--- Aim ---
Locate and copy each line in the data that contains the word "marker".
+---+
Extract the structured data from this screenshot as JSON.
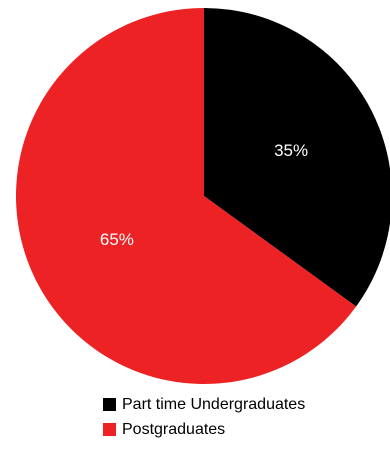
{
  "chart_data": {
    "type": "pie",
    "title": "",
    "legend_position": "bottom",
    "slices": [
      {
        "name": "Part time Undergraduates",
        "value": 35,
        "label": "35%",
        "color": "#000000"
      },
      {
        "name": "Postgraduates",
        "value": 65,
        "label": "65%",
        "color": "#ed2224"
      }
    ]
  }
}
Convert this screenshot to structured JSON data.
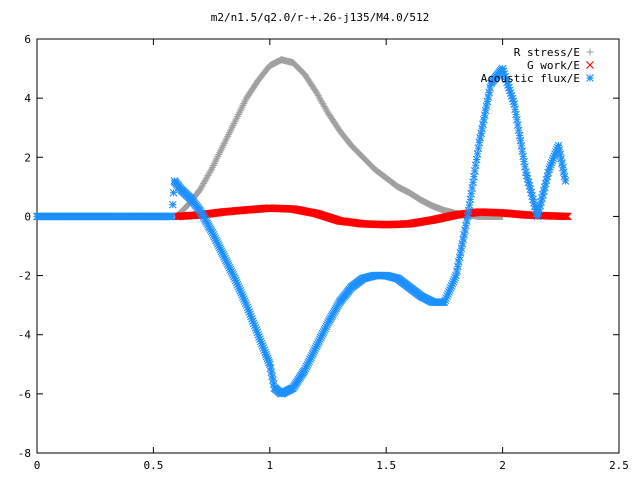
{
  "chart_data": {
    "type": "scatter",
    "title": "m2/n1.5/q2.0/r-+.26-j135/M4.0/512",
    "xlabel": "",
    "ylabel": "",
    "xlim": [
      0,
      2.5
    ],
    "ylim": [
      -8,
      6
    ],
    "xticks": [
      0,
      0.5,
      1,
      1.5,
      2,
      2.5
    ],
    "xtick_labels": [
      "0",
      "0.5",
      "1",
      "1.5",
      "2",
      "2.5"
    ],
    "yticks": [
      -8,
      -6,
      -4,
      -2,
      0,
      2,
      4,
      6
    ],
    "ytick_labels": [
      "-8",
      "-6",
      "-4",
      "-2",
      "0",
      "2",
      "4",
      "6"
    ],
    "grid": false,
    "legend_position": "top-right",
    "series": [
      {
        "name": "R stress/E",
        "marker": "plus",
        "color": "#a0a0a0",
        "points": [
          [
            0.6,
            0.0
          ],
          [
            0.65,
            0.4
          ],
          [
            0.7,
            0.9
          ],
          [
            0.75,
            1.6
          ],
          [
            0.8,
            2.4
          ],
          [
            0.85,
            3.2
          ],
          [
            0.9,
            4.0
          ],
          [
            0.95,
            4.6
          ],
          [
            1.0,
            5.1
          ],
          [
            1.05,
            5.3
          ],
          [
            1.1,
            5.2
          ],
          [
            1.15,
            4.8
          ],
          [
            1.2,
            4.2
          ],
          [
            1.25,
            3.5
          ],
          [
            1.3,
            2.9
          ],
          [
            1.35,
            2.4
          ],
          [
            1.4,
            2.0
          ],
          [
            1.45,
            1.6
          ],
          [
            1.5,
            1.3
          ],
          [
            1.55,
            1.0
          ],
          [
            1.6,
            0.8
          ],
          [
            1.65,
            0.55
          ],
          [
            1.7,
            0.35
          ],
          [
            1.75,
            0.2
          ],
          [
            1.8,
            0.1
          ],
          [
            1.85,
            0.05
          ],
          [
            1.9,
            0.0
          ],
          [
            1.95,
            0.0
          ],
          [
            2.0,
            0.0
          ]
        ]
      },
      {
        "name": "G work/E",
        "marker": "cross",
        "color": "#ff0000",
        "points": [
          [
            0.6,
            0.0
          ],
          [
            0.7,
            0.05
          ],
          [
            0.8,
            0.15
          ],
          [
            0.9,
            0.22
          ],
          [
            1.0,
            0.28
          ],
          [
            1.1,
            0.25
          ],
          [
            1.2,
            0.1
          ],
          [
            1.3,
            -0.15
          ],
          [
            1.4,
            -0.25
          ],
          [
            1.5,
            -0.28
          ],
          [
            1.6,
            -0.25
          ],
          [
            1.7,
            -0.12
          ],
          [
            1.8,
            0.05
          ],
          [
            1.9,
            0.15
          ],
          [
            2.0,
            0.12
          ],
          [
            2.1,
            0.05
          ],
          [
            2.2,
            0.02
          ],
          [
            2.28,
            0.0
          ]
        ]
      },
      {
        "name": "Acoustic flux/E",
        "marker": "star",
        "color": "#1e90ff",
        "points": [
          [
            0.0,
            0.0
          ],
          [
            0.1,
            0.0
          ],
          [
            0.2,
            0.0
          ],
          [
            0.3,
            0.0
          ],
          [
            0.4,
            0.0
          ],
          [
            0.5,
            0.0
          ],
          [
            0.58,
            0.0
          ],
          [
            0.59,
            1.2
          ],
          [
            0.62,
            0.9
          ],
          [
            0.66,
            0.6
          ],
          [
            0.7,
            0.2
          ],
          [
            0.75,
            -0.5
          ],
          [
            0.8,
            -1.3
          ],
          [
            0.85,
            -2.1
          ],
          [
            0.9,
            -3.0
          ],
          [
            0.95,
            -4.0
          ],
          [
            0.98,
            -4.6
          ],
          [
            1.0,
            -5.0
          ],
          [
            1.02,
            -5.8
          ],
          [
            1.05,
            -6.0
          ],
          [
            1.1,
            -5.8
          ],
          [
            1.15,
            -5.2
          ],
          [
            1.2,
            -4.4
          ],
          [
            1.25,
            -3.6
          ],
          [
            1.3,
            -2.9
          ],
          [
            1.35,
            -2.4
          ],
          [
            1.4,
            -2.1
          ],
          [
            1.45,
            -2.0
          ],
          [
            1.5,
            -2.0
          ],
          [
            1.55,
            -2.1
          ],
          [
            1.6,
            -2.4
          ],
          [
            1.65,
            -2.7
          ],
          [
            1.7,
            -2.9
          ],
          [
            1.75,
            -2.9
          ],
          [
            1.8,
            -2.0
          ],
          [
            1.85,
            0.0
          ],
          [
            1.9,
            2.5
          ],
          [
            1.95,
            4.5
          ],
          [
            2.0,
            5.0
          ],
          [
            2.05,
            3.8
          ],
          [
            2.1,
            1.5
          ],
          [
            2.15,
            0.0
          ],
          [
            2.2,
            1.6
          ],
          [
            2.24,
            2.4
          ],
          [
            2.27,
            1.2
          ]
        ]
      }
    ]
  }
}
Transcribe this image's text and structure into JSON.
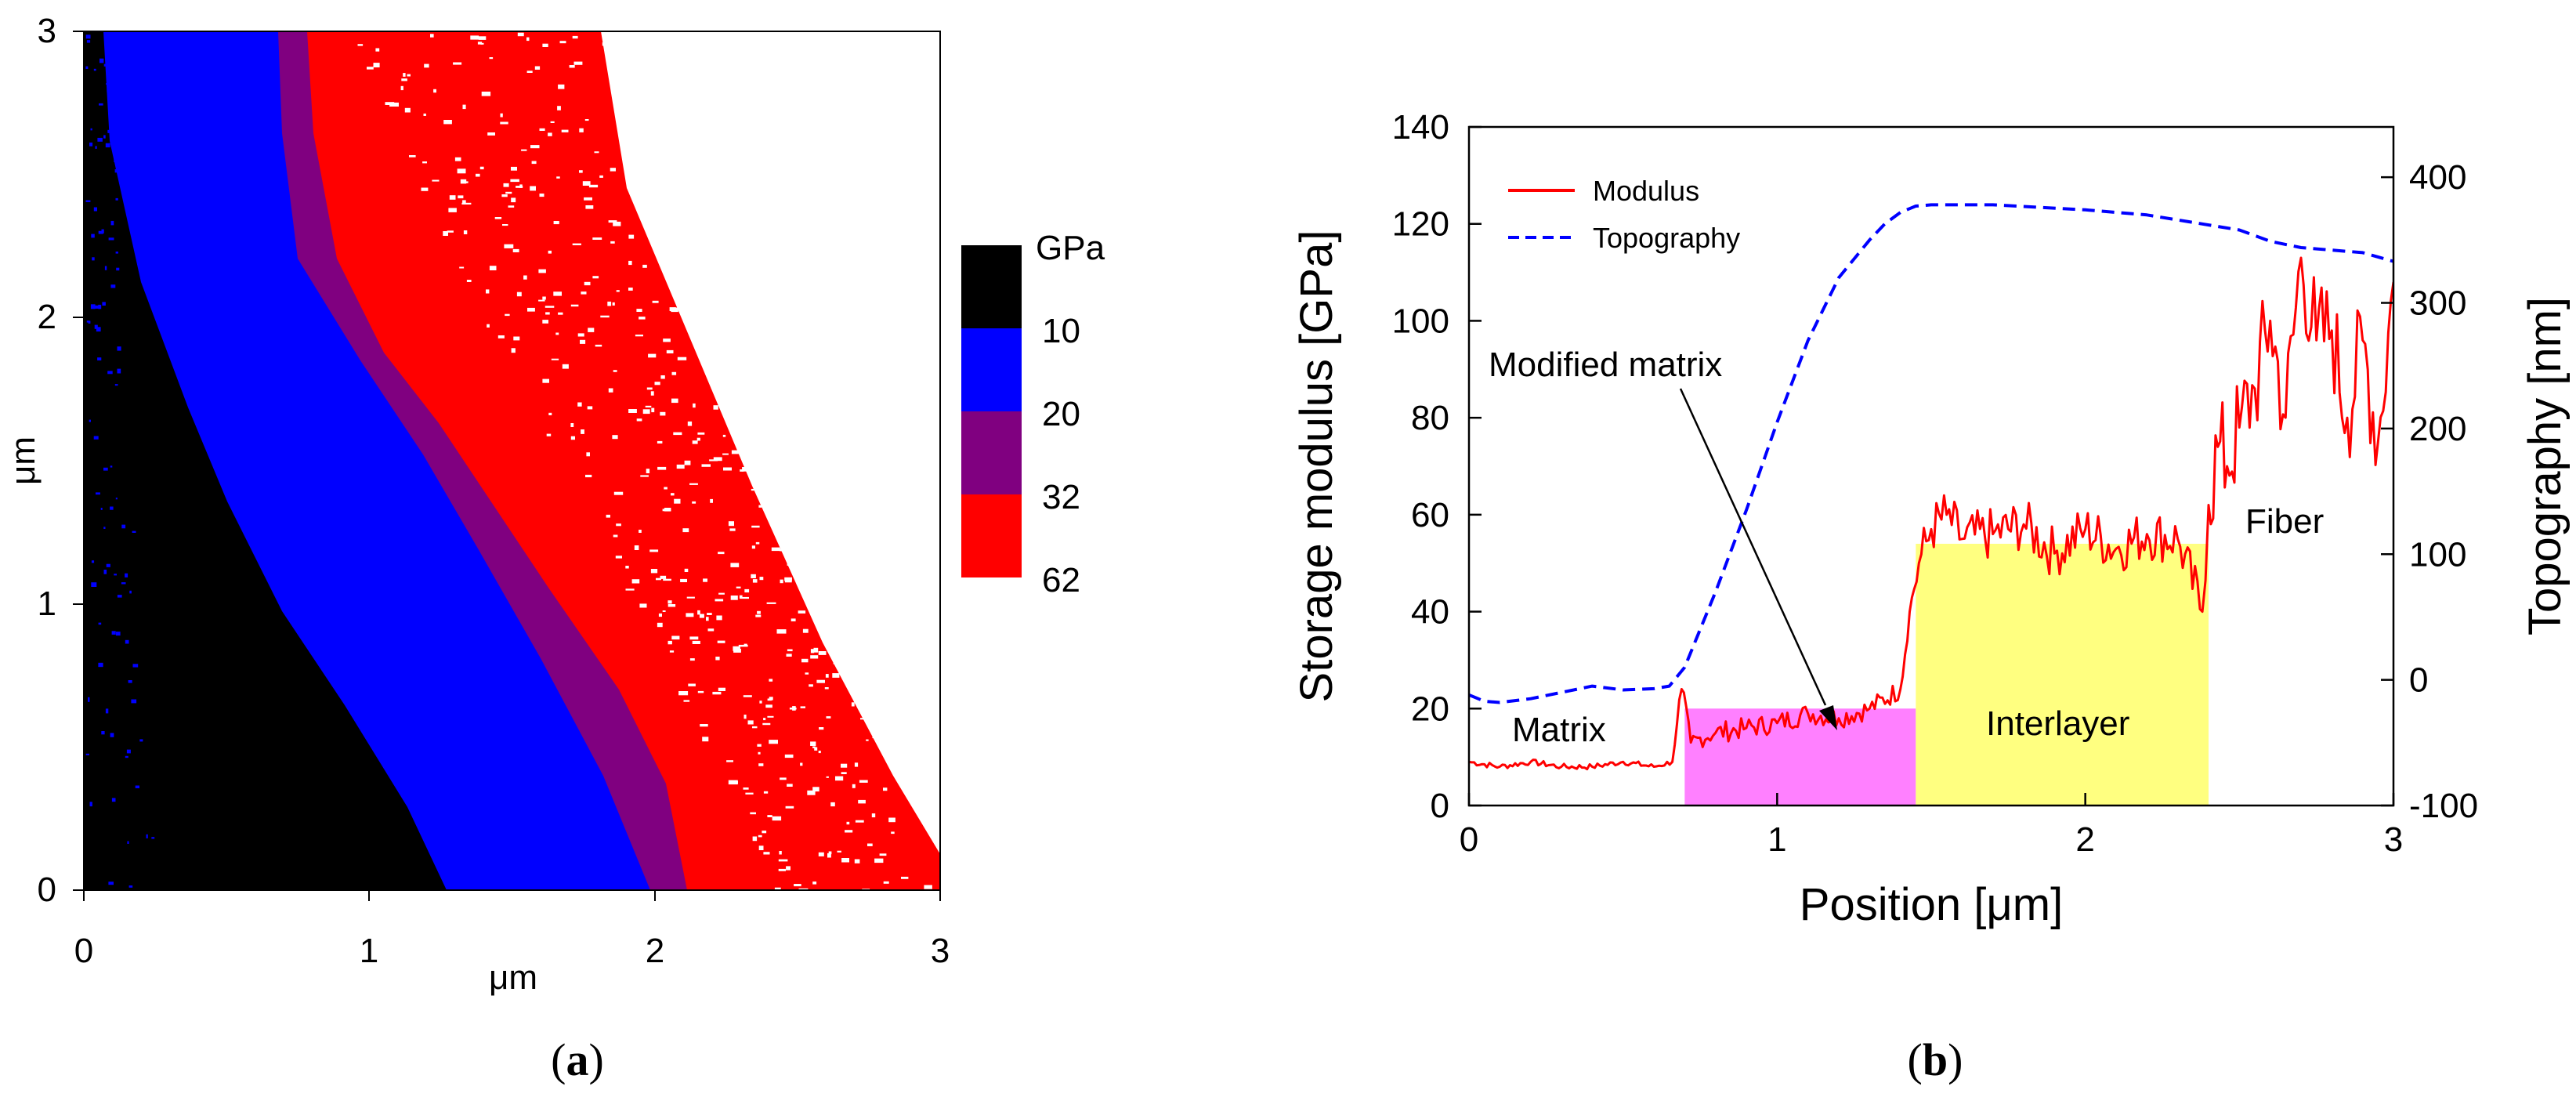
+---+
--- Full answer ---
        "marker": "plus",
        "marker": "cross",
        "marker": "star",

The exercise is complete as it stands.